■ **To be done**
Pull out each line of the records holding the string "accent".

[Dataset records]
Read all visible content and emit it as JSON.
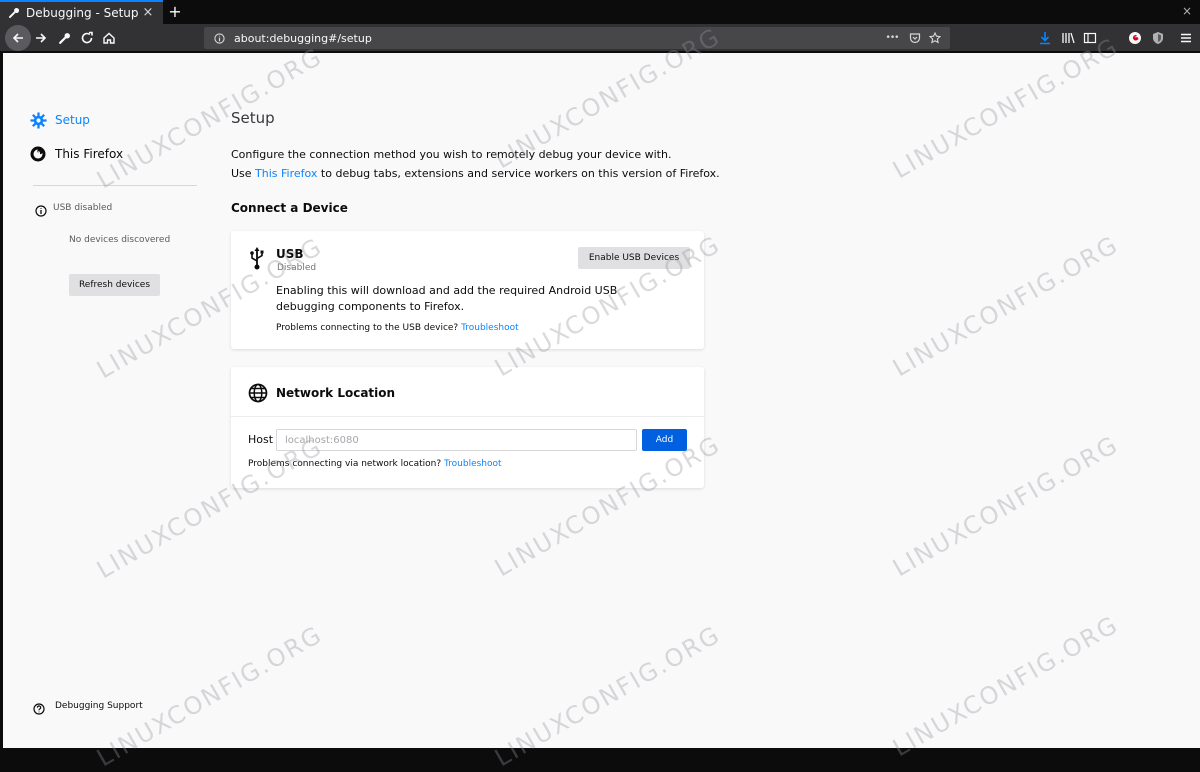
{
  "browser": {
    "tab_title": "Debugging - Setup",
    "tab_close": "×",
    "new_tab": "+",
    "window_close": "×",
    "url": "about:debugging#/setup",
    "url_more": "•••",
    "accent": "#0a84ff"
  },
  "sidebar": {
    "items": [
      {
        "label": "Setup",
        "icon": "gear-icon",
        "selected": true
      },
      {
        "label": "This Firefox",
        "icon": "firefox-icon",
        "selected": false
      }
    ],
    "usb_status": "USB disabled",
    "no_devices": "No devices discovered",
    "refresh_label": "Refresh devices",
    "support_label": "Debugging Support"
  },
  "main": {
    "title": "Setup",
    "intro_line1": "Configure the connection method you wish to remotely debug your device with.",
    "intro_line2_prefix": "Use ",
    "intro_line2_link": "This Firefox",
    "intro_line2_suffix": " to debug tabs, extensions and service workers on this version of Firefox.",
    "connect_title": "Connect a Device",
    "usb": {
      "title": "USB",
      "status": "Disabled",
      "enable_label": "Enable USB Devices",
      "description": "Enabling this will download and add the required Android USB debugging components to Firefox.",
      "problem_text": "Problems connecting to the USB device?",
      "troubleshoot": "Troubleshoot"
    },
    "network": {
      "title": "Network Location",
      "host_label": "Host",
      "host_placeholder": "localhost:6080",
      "add_label": "Add",
      "problem_text": "Problems connecting via network location?",
      "troubleshoot": "Troubleshoot"
    }
  },
  "watermark": "LINUXCONFIG.ORG"
}
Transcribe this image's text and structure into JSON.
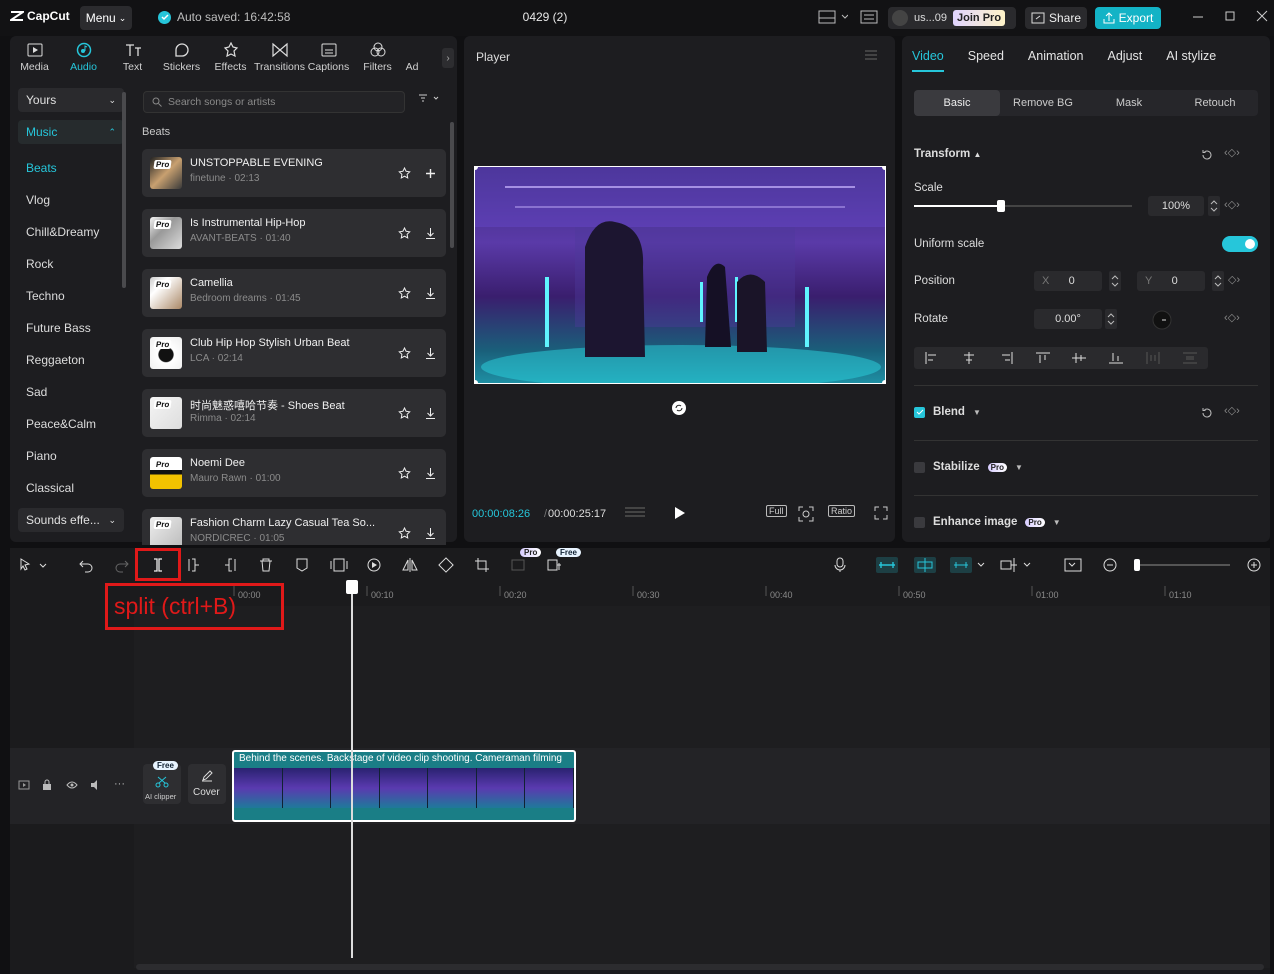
{
  "app": {
    "logo": "CapCut",
    "menu": "Menu",
    "autosave": "Auto saved: 16:42:58",
    "project": "0429 (2)"
  },
  "user": {
    "name": "us...09",
    "join_pro": "Join Pro"
  },
  "header": {
    "share": "Share",
    "export": "Export"
  },
  "left_tabs": [
    {
      "label": "Media"
    },
    {
      "label": "Audio"
    },
    {
      "label": "Text"
    },
    {
      "label": "Stickers"
    },
    {
      "label": "Effects"
    },
    {
      "label": "Transitions"
    },
    {
      "label": "Captions"
    },
    {
      "label": "Filters"
    },
    {
      "label": "Ad"
    }
  ],
  "categories": {
    "yours": "Yours",
    "music": "Music",
    "items": [
      "Beats",
      "Vlog",
      "Chill&Dreamy",
      "Rock",
      "Techno",
      "Future Bass",
      "Reggaeton",
      "Sad",
      "Peace&Calm",
      "Piano",
      "Classical"
    ],
    "sounds": "Sounds effe..."
  },
  "search": {
    "placeholder": "Search songs or artists"
  },
  "beats_header": "Beats",
  "songs": [
    {
      "title": "UNSTOPPABLE EVENING",
      "meta": "finetune · 02:13",
      "action": "+"
    },
    {
      "title": "Is Instrumental Hip-Hop",
      "meta": "AVANT-BEATS · 01:40",
      "action": "download"
    },
    {
      "title": "Camellia",
      "meta": "Bedroom dreams · 01:45",
      "action": "download"
    },
    {
      "title": "Club Hip Hop Stylish Urban Beat",
      "meta": "LCA · 02:14",
      "action": "download"
    },
    {
      "title": "时尚魅惑嘻哈节奏 - Shoes Beat",
      "meta": "Rimma · 02:14",
      "action": "download"
    },
    {
      "title": "Noemi Dee",
      "meta": "Mauro Rawn · 01:00",
      "action": "download"
    },
    {
      "title": "Fashion Charm Lazy Casual Tea So...",
      "meta": "NORDICREC · 01:05",
      "action": "download"
    }
  ],
  "pro_label": "Pro",
  "player": {
    "title": "Player",
    "current": "00:00:08:26",
    "sep": "/",
    "total": "00:00:25:17",
    "full": "Full",
    "ratio": "Ratio"
  },
  "right_tabs": [
    "Video",
    "Speed",
    "Animation",
    "Adjust",
    "AI stylize"
  ],
  "sub_tabs": [
    "Basic",
    "Remove BG",
    "Mask",
    "Retouch"
  ],
  "props": {
    "transform": "Transform",
    "scale": "Scale",
    "scale_value": "100%",
    "scale_fraction": 0.4,
    "uniform_scale": "Uniform scale",
    "position": "Position",
    "pos_x_label": "X",
    "pos_x": "0",
    "pos_y_label": "Y",
    "pos_y": "0",
    "rotate": "Rotate",
    "rotate_value": "0.00°",
    "blend": "Blend",
    "stabilize": "Stabilize",
    "enhance": "Enhance image"
  },
  "timeline": {
    "badges": {
      "pro": "Pro",
      "free": "Free"
    },
    "ticks": [
      "00:00",
      "00:10",
      "00:20",
      "00:30",
      "00:40",
      "00:50",
      "01:00",
      "01:10"
    ],
    "clip_label": "Behind the scenes. Backstage of video clip shooting. Cameraman filming",
    "ai_clipper": "AI clipper",
    "ai_free": "Free",
    "cover": "Cover"
  },
  "annotation": {
    "text": "split (ctrl+B)",
    "color": "#e01919"
  },
  "colors": {
    "accent": "#26c6da"
  }
}
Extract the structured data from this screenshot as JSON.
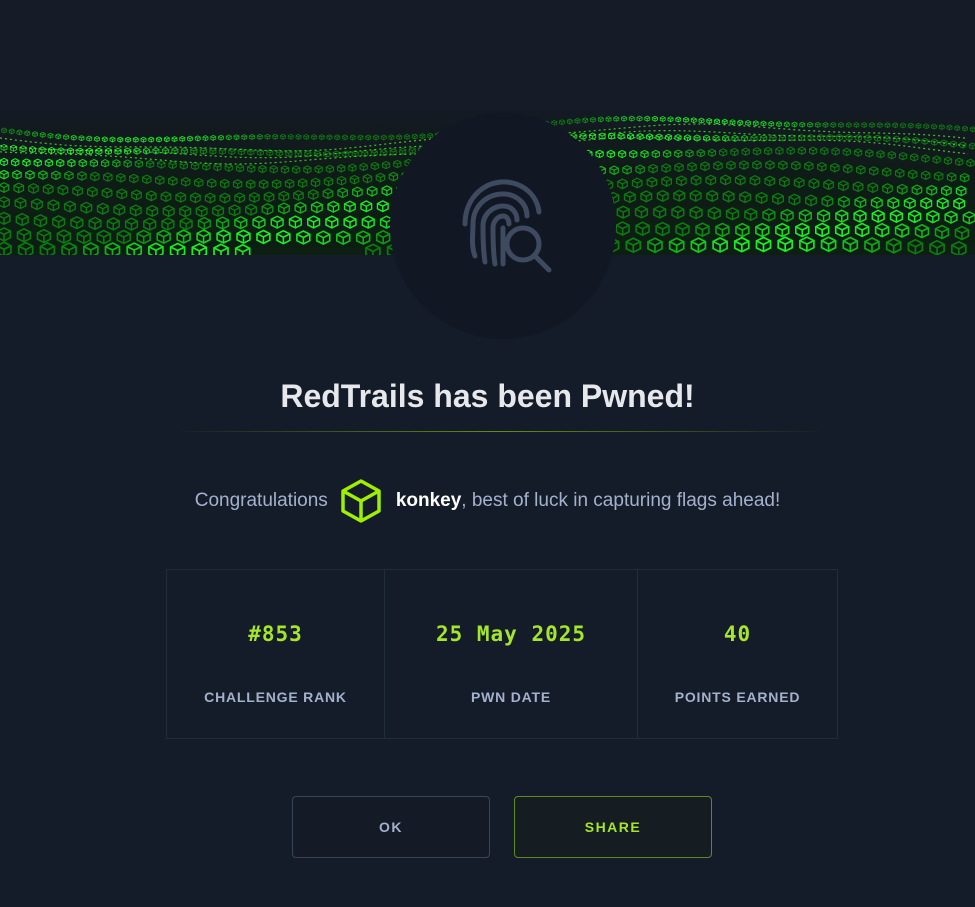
{
  "modal": {
    "title": "RedTrails has been Pwned!",
    "congrats_prefix": "Congratulations",
    "username": "konkey",
    "congrats_suffix": ", best of luck in capturing flags ahead!",
    "badge_icon": "fingerprint-search-icon",
    "user_icon": "cube-icon"
  },
  "stats": [
    {
      "value": "#853",
      "label": "CHALLENGE RANK"
    },
    {
      "value": "25 May 2025",
      "label": "PWN DATE"
    },
    {
      "value": "40",
      "label": "POINTS EARNED"
    }
  ],
  "buttons": {
    "ok_label": "OK",
    "share_label": "SHARE"
  },
  "colors": {
    "accent": "#9fef00",
    "background": "#141d2b",
    "text_muted": "#a4b1cd"
  }
}
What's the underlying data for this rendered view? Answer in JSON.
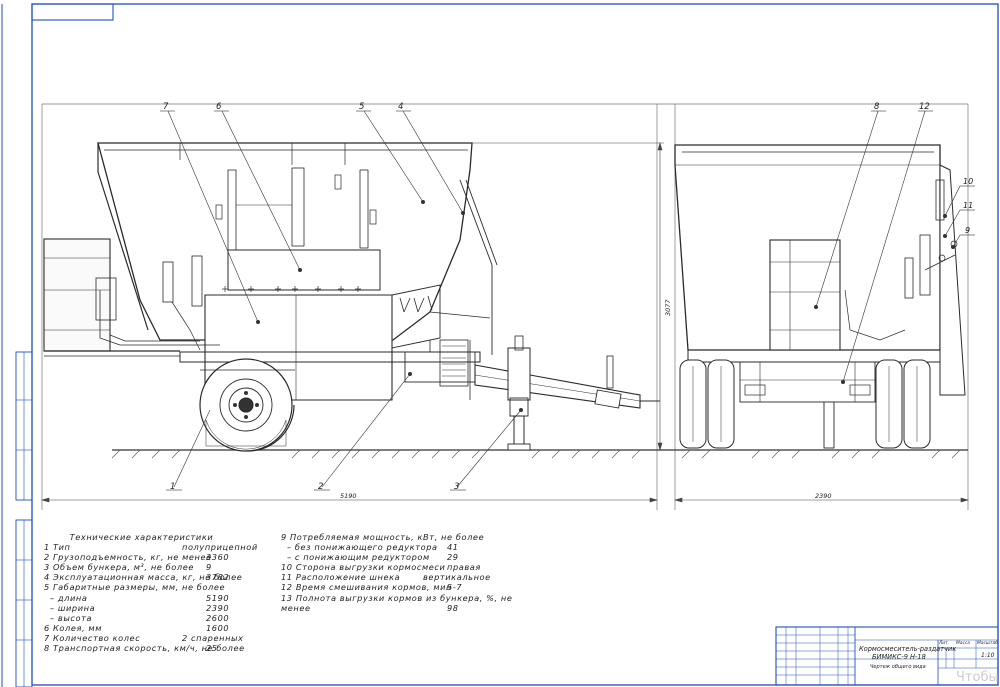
{
  "sheet_number": "",
  "callouts": {
    "c1": "1",
    "c2": "2",
    "c3": "3",
    "c4": "4",
    "c5": "5",
    "c6": "6",
    "c7": "7",
    "c8": "8",
    "c9": "9",
    "c10": "10",
    "c11": "11",
    "c12": "12"
  },
  "dimensions": {
    "height": "3077",
    "length": "5190",
    "width": "2390"
  },
  "specs": {
    "title": "Технические характеристики",
    "left": [
      {
        "label": "1 Тип",
        "value": "полуприцепной"
      },
      {
        "label": "2 Грузоподъемность, кг, не менее",
        "value": "3360"
      },
      {
        "label": "3 Объем бункера, м³, не более",
        "value": "9"
      },
      {
        "label": "4 Эксплуатационная масса, кг, не более",
        "value": "3782"
      },
      {
        "label": "5 Габаритные размеры, мм, не более",
        "value": ""
      },
      {
        "label": "– длина",
        "value": "5190"
      },
      {
        "label": "– ширина",
        "value": "2390"
      },
      {
        "label": "– высота",
        "value": "2600"
      },
      {
        "label": "6 Колея, мм",
        "value": "1600"
      },
      {
        "label": "7 Количество колес",
        "value": "2 спаренных"
      },
      {
        "label": "8 Транспортная скорость, км/ч, не более",
        "value": "25"
      }
    ],
    "right": [
      {
        "label": "9 Потребляемая мощность, кВт, не более",
        "value": ""
      },
      {
        "label": "– без понижающего редуктора",
        "value": "41"
      },
      {
        "label": "– с понижающим редуктором",
        "value": "29"
      },
      {
        "label": "10 Сторона выгрузки кормосмеси",
        "value": "правая"
      },
      {
        "label": "11 Расположение  шнека",
        "value": "вертикальное"
      },
      {
        "label": "12 Время смешивания кормов, мин",
        "value": "5-7"
      },
      {
        "label": "13 Полнота выгрузки кормов из бункера, %, не",
        "value": ""
      },
      {
        "label": "менее",
        "value": "98"
      }
    ]
  },
  "title_block": {
    "name_line1": "Кормосмеситель-раздатчик",
    "name_line2": "БИМИКС-9 Н-18",
    "name_line3": "Чертеж общего вида",
    "sheet_label": "Лит.",
    "mass_label": "Масса",
    "scale_label": "Масштаб",
    "scale_value": "1:10"
  },
  "watermark": "Чтобы"
}
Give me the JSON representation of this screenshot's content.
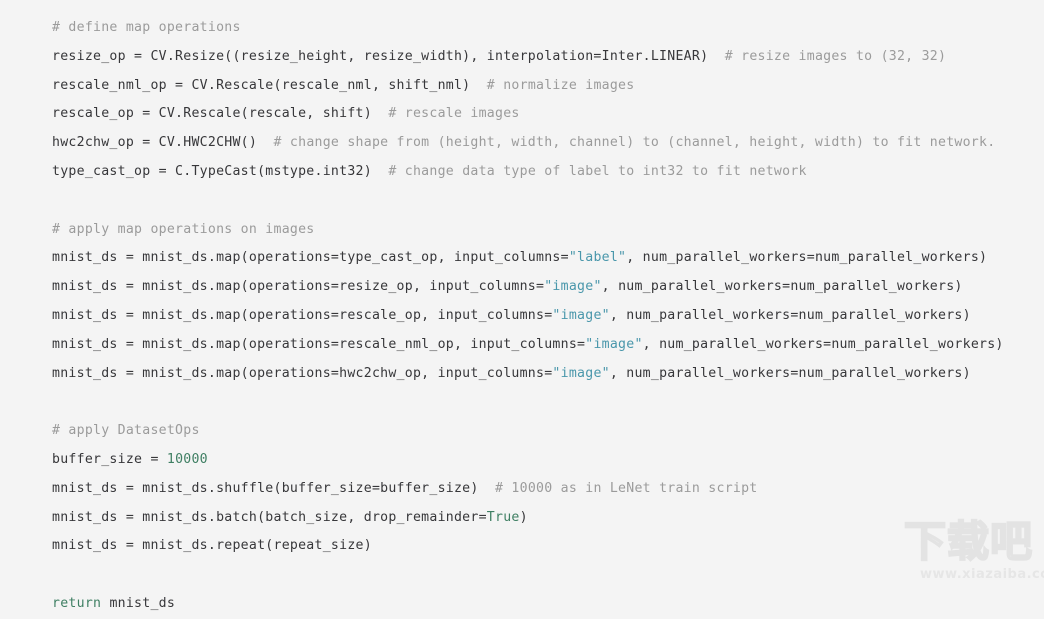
{
  "page": {
    "background_color": "#f4f4f4",
    "text_color": "#37373a",
    "comment_color": "#9b9b9b",
    "string_color": "#4a97ab",
    "number_color": "#3f7f63",
    "keyword_color": "#3f7f63"
  },
  "code": {
    "language": "python",
    "lines": [
      {
        "id": "line-1",
        "type": "comment",
        "text": "# define map operations"
      },
      {
        "id": "line-2",
        "type": "code",
        "text": "resize_op = CV.Resize((resize_height, resize_width), interpolation=Inter.LINEAR)",
        "comment": "  # resize images to (32, 32)"
      },
      {
        "id": "line-3",
        "type": "code",
        "text": "rescale_nml_op = CV.Rescale(rescale_nml, shift_nml)",
        "comment": "  # normalize images"
      },
      {
        "id": "line-4",
        "type": "code",
        "text": "rescale_op = CV.Rescale(rescale, shift)",
        "comment": "  # rescale images"
      },
      {
        "id": "line-5",
        "type": "code",
        "text": "hwc2chw_op = CV.HWC2CHW()",
        "comment": "  # change shape from (height, width, channel) to (channel, height, width) to fit network."
      },
      {
        "id": "line-6",
        "type": "code",
        "text": "type_cast_op = C.TypeCast(mstype.int32)",
        "comment": "  # change data type of label to int32 to fit network"
      },
      {
        "id": "line-7",
        "type": "blank",
        "text": ""
      },
      {
        "id": "line-8",
        "type": "comment",
        "text": "# apply map operations on images"
      },
      {
        "id": "line-9",
        "type": "code-str",
        "pre": "mnist_ds = mnist_ds.map(operations=type_cast_op, input_columns=",
        "str": "\"label\"",
        "post": ", num_parallel_workers=num_parallel_workers)"
      },
      {
        "id": "line-10",
        "type": "code-str",
        "pre": "mnist_ds = mnist_ds.map(operations=resize_op, input_columns=",
        "str": "\"image\"",
        "post": ", num_parallel_workers=num_parallel_workers)"
      },
      {
        "id": "line-11",
        "type": "code-str",
        "pre": "mnist_ds = mnist_ds.map(operations=rescale_op, input_columns=",
        "str": "\"image\"",
        "post": ", num_parallel_workers=num_parallel_workers)"
      },
      {
        "id": "line-12",
        "type": "code-str",
        "pre": "mnist_ds = mnist_ds.map(operations=rescale_nml_op, input_columns=",
        "str": "\"image\"",
        "post": ", num_parallel_workers=num_parallel_workers)"
      },
      {
        "id": "line-13",
        "type": "code-str",
        "pre": "mnist_ds = mnist_ds.map(operations=hwc2chw_op, input_columns=",
        "str": "\"image\"",
        "post": ", num_parallel_workers=num_parallel_workers)"
      },
      {
        "id": "line-14",
        "type": "blank",
        "text": ""
      },
      {
        "id": "line-15",
        "type": "comment",
        "text": "# apply DatasetOps"
      },
      {
        "id": "line-16",
        "type": "code-num",
        "pre": "buffer_size = ",
        "num": "10000",
        "post": ""
      },
      {
        "id": "line-17",
        "type": "code",
        "text": "mnist_ds = mnist_ds.shuffle(buffer_size=buffer_size)",
        "comment": "  # 10000 as in LeNet train script"
      },
      {
        "id": "line-18",
        "type": "code-bool",
        "pre": "mnist_ds = mnist_ds.batch(batch_size, drop_remainder=",
        "bool": "True",
        "post": ")"
      },
      {
        "id": "line-19",
        "type": "code",
        "text": "mnist_ds = mnist_ds.repeat(repeat_size)",
        "comment": ""
      },
      {
        "id": "line-20",
        "type": "blank",
        "text": ""
      },
      {
        "id": "line-21",
        "type": "code-kw",
        "kw": "return",
        "post": " mnist_ds"
      }
    ]
  },
  "watermark": {
    "logo_text": "下载吧",
    "url_text": "www.xiazaiba.com"
  }
}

■ **Response to the exercise**
    "accent": "#0a84ff"
    "accent": "#26c6da"
    "accent": "#9fef00",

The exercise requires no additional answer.